(Lines of data)
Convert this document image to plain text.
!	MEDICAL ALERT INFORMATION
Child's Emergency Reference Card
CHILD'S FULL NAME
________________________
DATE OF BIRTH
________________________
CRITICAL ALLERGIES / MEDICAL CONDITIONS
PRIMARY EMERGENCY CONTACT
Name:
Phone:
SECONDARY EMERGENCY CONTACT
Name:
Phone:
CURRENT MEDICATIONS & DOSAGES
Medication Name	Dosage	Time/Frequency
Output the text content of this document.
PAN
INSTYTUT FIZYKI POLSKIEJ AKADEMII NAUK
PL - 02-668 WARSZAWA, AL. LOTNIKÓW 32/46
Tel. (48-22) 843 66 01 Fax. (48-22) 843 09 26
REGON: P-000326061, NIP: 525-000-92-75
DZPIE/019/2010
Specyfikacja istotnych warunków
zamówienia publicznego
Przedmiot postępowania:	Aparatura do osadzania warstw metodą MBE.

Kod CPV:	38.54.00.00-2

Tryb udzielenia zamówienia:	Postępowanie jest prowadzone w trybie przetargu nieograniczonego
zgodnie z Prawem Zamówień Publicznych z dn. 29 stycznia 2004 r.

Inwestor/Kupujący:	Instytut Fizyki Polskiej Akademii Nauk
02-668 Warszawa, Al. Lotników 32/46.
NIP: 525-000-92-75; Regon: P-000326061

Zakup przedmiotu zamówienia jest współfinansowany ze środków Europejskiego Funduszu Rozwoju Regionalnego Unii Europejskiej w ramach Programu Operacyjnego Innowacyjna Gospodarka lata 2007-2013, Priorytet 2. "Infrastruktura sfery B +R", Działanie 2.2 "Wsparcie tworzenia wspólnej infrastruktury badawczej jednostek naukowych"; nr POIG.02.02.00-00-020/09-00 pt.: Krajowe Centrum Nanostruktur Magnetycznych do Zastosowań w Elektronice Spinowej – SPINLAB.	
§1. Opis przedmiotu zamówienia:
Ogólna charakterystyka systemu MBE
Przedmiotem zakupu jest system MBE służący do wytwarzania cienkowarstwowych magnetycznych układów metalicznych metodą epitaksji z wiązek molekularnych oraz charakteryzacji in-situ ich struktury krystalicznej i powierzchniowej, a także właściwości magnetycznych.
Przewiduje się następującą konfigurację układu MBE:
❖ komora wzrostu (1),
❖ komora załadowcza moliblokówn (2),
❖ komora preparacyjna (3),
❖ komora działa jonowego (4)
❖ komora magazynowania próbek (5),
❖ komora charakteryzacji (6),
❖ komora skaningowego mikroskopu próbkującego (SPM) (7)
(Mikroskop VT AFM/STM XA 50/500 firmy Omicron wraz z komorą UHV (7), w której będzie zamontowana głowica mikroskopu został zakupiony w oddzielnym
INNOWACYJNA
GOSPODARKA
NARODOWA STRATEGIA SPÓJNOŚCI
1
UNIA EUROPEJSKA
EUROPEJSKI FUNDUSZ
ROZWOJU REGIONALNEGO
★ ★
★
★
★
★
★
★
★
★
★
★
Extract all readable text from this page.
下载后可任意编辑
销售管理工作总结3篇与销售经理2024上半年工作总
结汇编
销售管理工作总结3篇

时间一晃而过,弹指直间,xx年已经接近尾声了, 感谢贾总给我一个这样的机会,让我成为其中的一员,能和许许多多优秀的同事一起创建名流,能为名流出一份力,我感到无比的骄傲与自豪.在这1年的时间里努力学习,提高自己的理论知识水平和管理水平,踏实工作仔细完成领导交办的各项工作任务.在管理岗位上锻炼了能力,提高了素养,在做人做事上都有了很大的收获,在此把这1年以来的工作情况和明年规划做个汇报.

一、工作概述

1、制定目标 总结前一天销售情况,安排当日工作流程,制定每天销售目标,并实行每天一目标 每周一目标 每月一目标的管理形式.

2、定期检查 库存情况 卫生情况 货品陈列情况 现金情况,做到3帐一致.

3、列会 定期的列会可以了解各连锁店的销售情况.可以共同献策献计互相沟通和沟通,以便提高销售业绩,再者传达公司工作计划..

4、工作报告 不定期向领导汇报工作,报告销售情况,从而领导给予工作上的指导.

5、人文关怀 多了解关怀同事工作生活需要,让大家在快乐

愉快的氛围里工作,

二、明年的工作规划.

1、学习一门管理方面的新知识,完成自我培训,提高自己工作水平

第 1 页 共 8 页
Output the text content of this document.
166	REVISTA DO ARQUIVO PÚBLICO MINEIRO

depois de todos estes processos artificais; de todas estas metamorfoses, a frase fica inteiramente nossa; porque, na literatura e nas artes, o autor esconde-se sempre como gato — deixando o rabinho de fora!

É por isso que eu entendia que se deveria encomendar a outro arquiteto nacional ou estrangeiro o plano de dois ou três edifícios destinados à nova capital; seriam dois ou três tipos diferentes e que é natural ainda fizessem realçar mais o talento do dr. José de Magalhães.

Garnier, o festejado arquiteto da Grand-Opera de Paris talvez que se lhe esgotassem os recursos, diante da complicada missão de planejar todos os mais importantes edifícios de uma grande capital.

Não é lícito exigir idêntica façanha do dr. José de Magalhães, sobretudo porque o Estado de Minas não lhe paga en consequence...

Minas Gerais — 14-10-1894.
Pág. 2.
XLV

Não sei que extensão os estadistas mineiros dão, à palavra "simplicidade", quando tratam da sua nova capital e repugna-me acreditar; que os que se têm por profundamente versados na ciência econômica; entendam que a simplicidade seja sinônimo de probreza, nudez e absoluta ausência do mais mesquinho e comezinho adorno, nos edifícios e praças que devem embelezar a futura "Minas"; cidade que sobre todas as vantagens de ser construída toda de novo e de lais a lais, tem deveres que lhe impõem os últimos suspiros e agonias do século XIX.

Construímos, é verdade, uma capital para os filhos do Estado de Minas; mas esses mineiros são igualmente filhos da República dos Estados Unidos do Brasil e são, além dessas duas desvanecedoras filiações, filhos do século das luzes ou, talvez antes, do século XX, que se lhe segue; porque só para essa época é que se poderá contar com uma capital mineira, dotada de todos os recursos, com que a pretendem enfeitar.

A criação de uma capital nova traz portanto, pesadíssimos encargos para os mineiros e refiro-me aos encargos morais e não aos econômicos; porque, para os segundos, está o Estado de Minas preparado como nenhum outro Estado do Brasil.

▸ WHAT IS REQUIRED: Retype the listing. Match it exactly.

▸ SOLVED PROBLEM:
Convert this document image to plain text.
!	MEDICAL ALERT INFORMATION
Child's Emergency Reference Card
CHILD'S FULL NAME
________________________
DATE OF BIRTH
________________________
CRITICAL ALLERGIES / MEDICAL CONDITIONS
PRIMARY EMERGENCY CONTACT
Name:
Phone:
SECONDARY EMERGENCY CONTACT
Name:
Phone:
CURRENT MEDICATIONS & DOSAGES
Medication Name	Dosage	Time/Frequency
Output the text content of this document.
PAN
INSTYTUT FIZYKI POLSKIEJ AKADEMII NAUK
PL - 02-668 WARSZAWA, AL. LOTNIKÓW 32/46
Tel. (48-22) 843 66 01 Fax. (48-22) 843 09 26
REGON: P-000326061, NIP: 525-000-92-75
DZPIE/019/2010
Specyfikacja istotnych warunków
zamówienia publicznego
Przedmiot postępowania:	Aparatura do osadzania warstw metodą MBE.

Kod CPV:	38.54.00.00-2

Tryb udzielenia zamówienia:	Postępowanie jest prowadzone w trybie przetargu nieograniczonego
zgodnie z Prawem Zamówień Publicznych z dn. 29 stycznia 2004 r.

Inwestor/Kupujący:	Instytut Fizyki Polskiej Akademii Nauk
02-668 Warszawa, Al. Lotników 32/46.
NIP: 525-000-92-75; Regon: P-000326061

Zakup przedmiotu zamówienia jest współfinansowany ze środków Europejskiego Funduszu Rozwoju Regionalnego Unii Europejskiej w ramach Programu Operacyjnego Innowacyjna Gospodarka lata 2007-2013, Priorytet 2. "Infrastruktura sfery B +R", Działanie 2.2 "Wsparcie tworzenia wspólnej infrastruktury badawczej jednostek naukowych"; nr POIG.02.02.00-00-020/09-00 pt.: Krajowe Centrum Nanostruktur Magnetycznych do Zastosowań w Elektronice Spinowej – SPINLAB.	
§1. Opis przedmiotu zamówienia:
Ogólna charakterystyka systemu MBE
Przedmiotem zakupu jest system MBE służący do wytwarzania cienkowarstwowych magnetycznych układów metalicznych metodą epitaksji z wiązek molekularnych oraz charakteryzacji in-situ ich struktury krystalicznej i powierzchniowej, a także właściwości magnetycznych.
Przewiduje się następującą konfigurację układu MBE:
❖ komora wzrostu (1),
❖ komora załadowcza moliblokówn (2),
❖ komora preparacyjna (3),
❖ komora działa jonowego (4)
❖ komora magazynowania próbek (5),
❖ komora charakteryzacji (6),
❖ komora skaningowego mikroskopu próbkującego (SPM) (7)
(Mikroskop VT AFM/STM XA 50/500 firmy Omicron wraz z komorą UHV (7), w której będzie zamontowana głowica mikroskopu został zakupiony w oddzielnym
INNOWACYJNA
GOSPODARKA
NARODOWA STRATEGIA SPÓJNOŚCI
1
UNIA EUROPEJSKA
EUROPEJSKI FUNDUSZ
ROZWOJU REGIONALNEGO
★ ★
★
★
★
★
★
★
★
★
★
★
Extract all readable text from this page.
下载后可任意编辑
销售管理工作总结3篇与销售经理2024上半年工作总
结汇编
销售管理工作总结3篇

时间一晃而过,弹指直间,xx年已经接近尾声了, 感谢贾总给我一个这样的机会,让我成为其中的一员,能和许许多多优秀的同事一起创建名流,能为名流出一份力,我感到无比的骄傲与自豪.在这1年的时间里努力学习,提高自己的理论知识水平和管理水平,踏实工作仔细完成领导交办的各项工作任务.在管理岗位上锻炼了能力,提高了素养,在做人做事上都有了很大的收获,在此把这1年以来的工作情况和明年规划做个汇报.

一、工作概述

1、制定目标 总结前一天销售情况,安排当日工作流程,制定每天销售目标,并实行每天一目标 每周一目标 每月一目标的管理形式.

2、定期检查 库存情况 卫生情况 货品陈列情况 现金情况,做到3帐一致.

3、列会 定期的列会可以了解各连锁店的销售情况.可以共同献策献计互相沟通和沟通,以便提高销售业绩,再者传达公司工作计划..

4、工作报告 不定期向领导汇报工作,报告销售情况,从而领导给予工作上的指导.

5、人文关怀 多了解关怀同事工作生活需要,让大家在快乐

愉快的氛围里工作,

二、明年的工作规划.

1、学习一门管理方面的新知识,完成自我培训,提高自己工作水平

第 1 页 共 8 页
Output the text content of this document.
166	REVISTA DO ARQUIVO PÚBLICO MINEIRO

depois de todos estes processos artificais; de todas estas metamorfoses, a frase fica inteiramente nossa; porque, na literatura e nas artes, o autor esconde-se sempre como gato — deixando o rabinho de fora!

É por isso que eu entendia que se deveria encomendar a outro arquiteto nacional ou estrangeiro o plano de dois ou três edifícios destinados à nova capital; seriam dois ou três tipos diferentes e que é natural ainda fizessem realçar mais o talento do dr. José de Magalhães.

Garnier, o festejado arquiteto da Grand-Opera de Paris talvez que se lhe esgotassem os recursos, diante da complicada missão de planejar todos os mais importantes edifícios de uma grande capital.

Não é lícito exigir idêntica façanha do dr. José de Magalhães, sobretudo porque o Estado de Minas não lhe paga en consequence...

Minas Gerais — 14-10-1894.
Pág. 2.
XLV

Não sei que extensão os estadistas mineiros dão, à palavra "simplicidade", quando tratam da sua nova capital e repugna-me acreditar; que os que se têm por profundamente versados na ciência econômica; entendam que a simplicidade seja sinônimo de probreza, nudez e absoluta ausência do mais mesquinho e comezinho adorno, nos edifícios e praças que devem embelezar a futura "Minas"; cidade que sobre todas as vantagens de ser construída toda de novo e de lais a lais, tem deveres que lhe impõem os últimos suspiros e agonias do século XIX.

Construímos, é verdade, uma capital para os filhos do Estado de Minas; mas esses mineiros são igualmente filhos da República dos Estados Unidos do Brasil e são, além dessas duas desvanecedoras filiações, filhos do século das luzes ou, talvez antes, do século XX, que se lhe segue; porque só para essa época é que se poderá contar com uma capital mineira, dotada de todos os recursos, com que a pretendem enfeitar.

A criação de uma capital nova traz portanto, pesadíssimos encargos para os mineiros e refiro-me aos encargos morais e não aos econômicos; porque, para os segundos, está o Estado de Minas preparado como nenhum outro Estado do Brasil.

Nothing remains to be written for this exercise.